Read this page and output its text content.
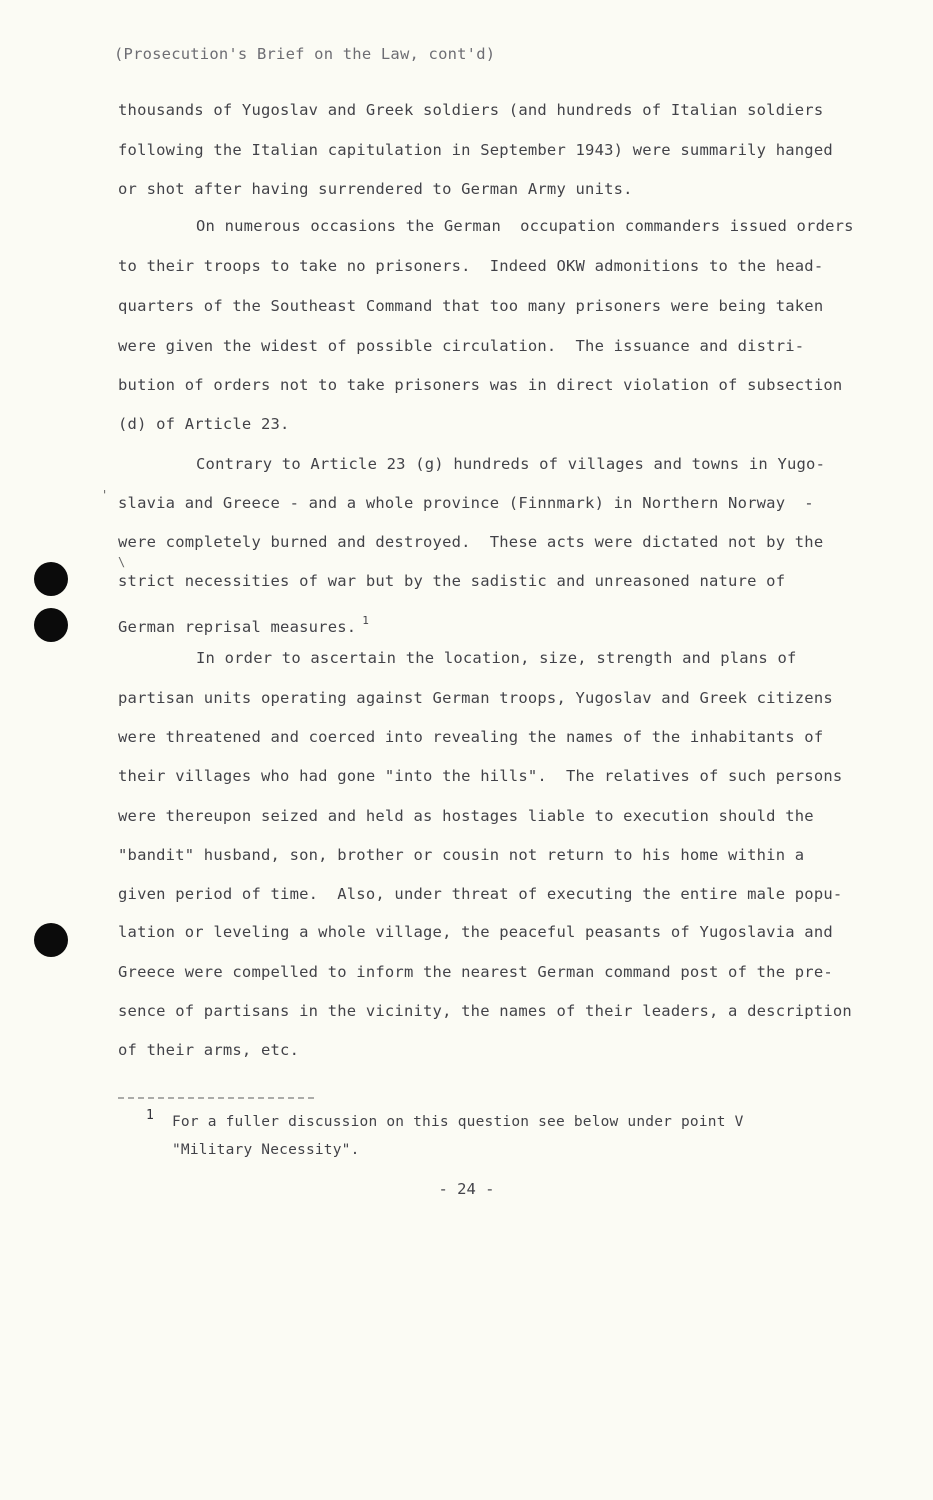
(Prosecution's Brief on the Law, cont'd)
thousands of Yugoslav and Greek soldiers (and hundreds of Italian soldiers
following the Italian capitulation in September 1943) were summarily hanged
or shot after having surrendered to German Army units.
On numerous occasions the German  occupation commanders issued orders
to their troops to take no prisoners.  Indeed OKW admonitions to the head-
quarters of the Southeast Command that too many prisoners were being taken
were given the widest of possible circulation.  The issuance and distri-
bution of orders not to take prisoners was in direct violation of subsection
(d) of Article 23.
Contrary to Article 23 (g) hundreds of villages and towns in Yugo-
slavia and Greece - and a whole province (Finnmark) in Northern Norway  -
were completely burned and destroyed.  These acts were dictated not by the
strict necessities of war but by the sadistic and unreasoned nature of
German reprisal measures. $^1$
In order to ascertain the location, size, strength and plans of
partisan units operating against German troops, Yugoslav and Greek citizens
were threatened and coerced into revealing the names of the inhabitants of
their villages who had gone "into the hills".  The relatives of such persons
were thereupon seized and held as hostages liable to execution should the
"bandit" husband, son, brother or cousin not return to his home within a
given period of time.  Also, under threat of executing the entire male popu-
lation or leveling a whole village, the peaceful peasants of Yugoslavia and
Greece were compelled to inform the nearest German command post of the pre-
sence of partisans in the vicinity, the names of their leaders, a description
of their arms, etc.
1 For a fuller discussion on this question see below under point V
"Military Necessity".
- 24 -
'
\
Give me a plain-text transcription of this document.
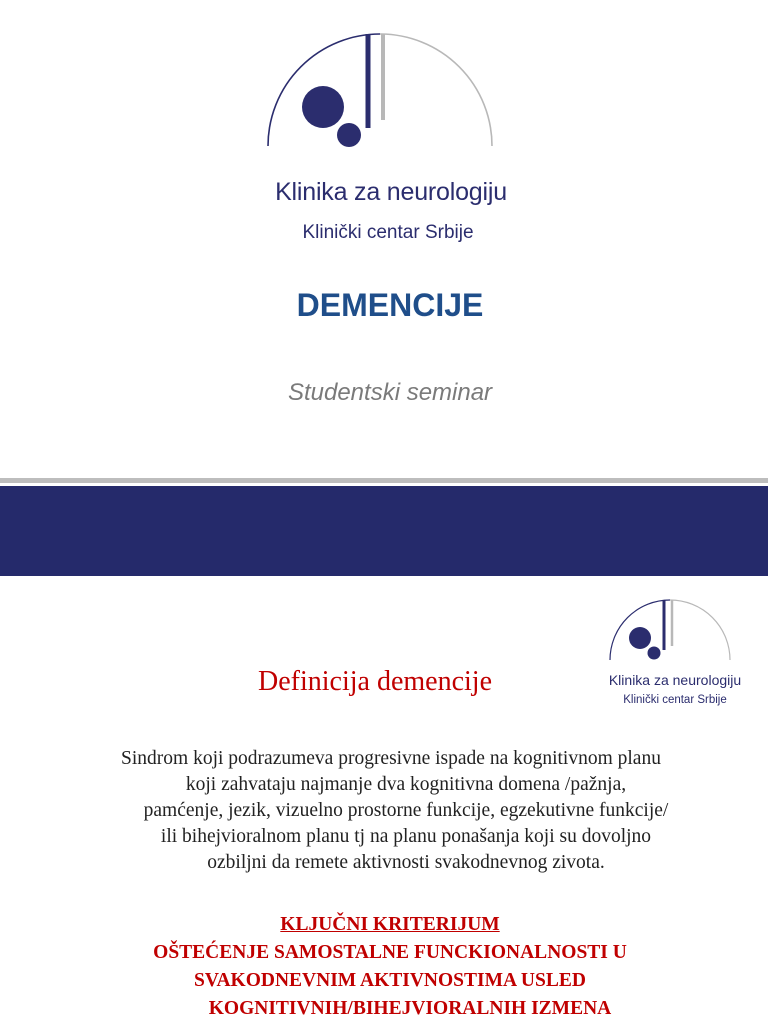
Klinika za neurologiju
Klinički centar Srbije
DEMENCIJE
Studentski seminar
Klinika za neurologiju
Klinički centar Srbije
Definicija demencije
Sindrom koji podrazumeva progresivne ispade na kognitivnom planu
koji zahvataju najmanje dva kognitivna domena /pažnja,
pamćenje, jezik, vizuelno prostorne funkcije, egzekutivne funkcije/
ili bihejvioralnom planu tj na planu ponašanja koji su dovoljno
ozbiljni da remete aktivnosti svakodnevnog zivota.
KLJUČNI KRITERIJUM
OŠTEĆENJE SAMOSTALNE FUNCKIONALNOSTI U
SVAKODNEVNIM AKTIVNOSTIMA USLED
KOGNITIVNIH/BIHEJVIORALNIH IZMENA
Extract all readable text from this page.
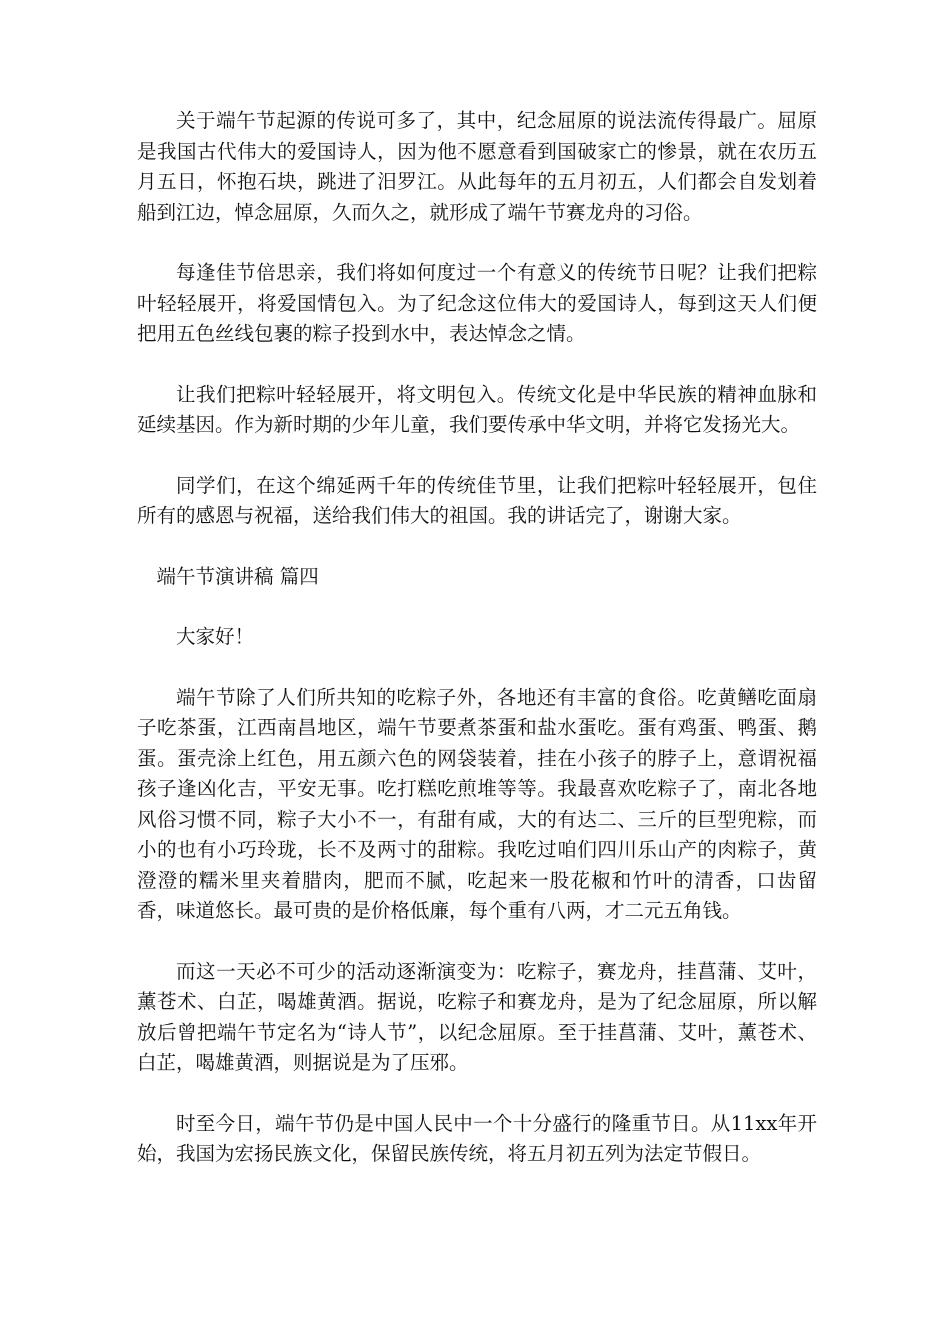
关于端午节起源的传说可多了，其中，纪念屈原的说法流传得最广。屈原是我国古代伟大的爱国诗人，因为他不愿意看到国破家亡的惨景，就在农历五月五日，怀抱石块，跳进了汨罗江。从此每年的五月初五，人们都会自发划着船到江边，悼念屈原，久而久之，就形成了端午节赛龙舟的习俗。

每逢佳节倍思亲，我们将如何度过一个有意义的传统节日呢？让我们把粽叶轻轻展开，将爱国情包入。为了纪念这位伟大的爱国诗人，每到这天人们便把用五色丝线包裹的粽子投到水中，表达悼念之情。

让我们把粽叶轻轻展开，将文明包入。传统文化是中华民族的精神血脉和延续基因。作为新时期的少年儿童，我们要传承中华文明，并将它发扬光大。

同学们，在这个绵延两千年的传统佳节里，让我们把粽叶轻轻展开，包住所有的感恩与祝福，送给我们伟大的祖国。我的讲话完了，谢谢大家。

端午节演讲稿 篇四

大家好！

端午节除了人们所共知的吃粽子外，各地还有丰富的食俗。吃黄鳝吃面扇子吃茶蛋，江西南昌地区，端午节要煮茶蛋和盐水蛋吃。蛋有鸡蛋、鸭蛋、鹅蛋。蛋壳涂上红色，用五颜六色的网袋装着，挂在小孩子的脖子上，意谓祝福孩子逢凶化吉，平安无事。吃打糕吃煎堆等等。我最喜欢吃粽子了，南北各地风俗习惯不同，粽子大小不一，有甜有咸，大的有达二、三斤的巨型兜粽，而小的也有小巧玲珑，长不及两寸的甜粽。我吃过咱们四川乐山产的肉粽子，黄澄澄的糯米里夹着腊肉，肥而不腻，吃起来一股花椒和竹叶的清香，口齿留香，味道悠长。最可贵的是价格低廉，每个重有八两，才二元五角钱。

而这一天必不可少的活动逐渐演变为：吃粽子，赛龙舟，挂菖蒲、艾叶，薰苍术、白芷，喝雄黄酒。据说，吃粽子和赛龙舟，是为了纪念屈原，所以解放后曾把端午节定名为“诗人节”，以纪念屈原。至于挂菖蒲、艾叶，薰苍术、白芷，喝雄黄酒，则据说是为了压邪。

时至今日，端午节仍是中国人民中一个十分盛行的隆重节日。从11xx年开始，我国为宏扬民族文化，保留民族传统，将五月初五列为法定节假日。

■ What you need to do
Copy each line from the records above that includes the string "koji".

■ Exercise response
Sindrom koji podrazumeva progresivne ispade na kognitivnom planu
koji zahvataju najmanje dva kognitivna domena /pažnja,
ili bihejvioralnom planu tj na planu ponašanja koji su dovoljno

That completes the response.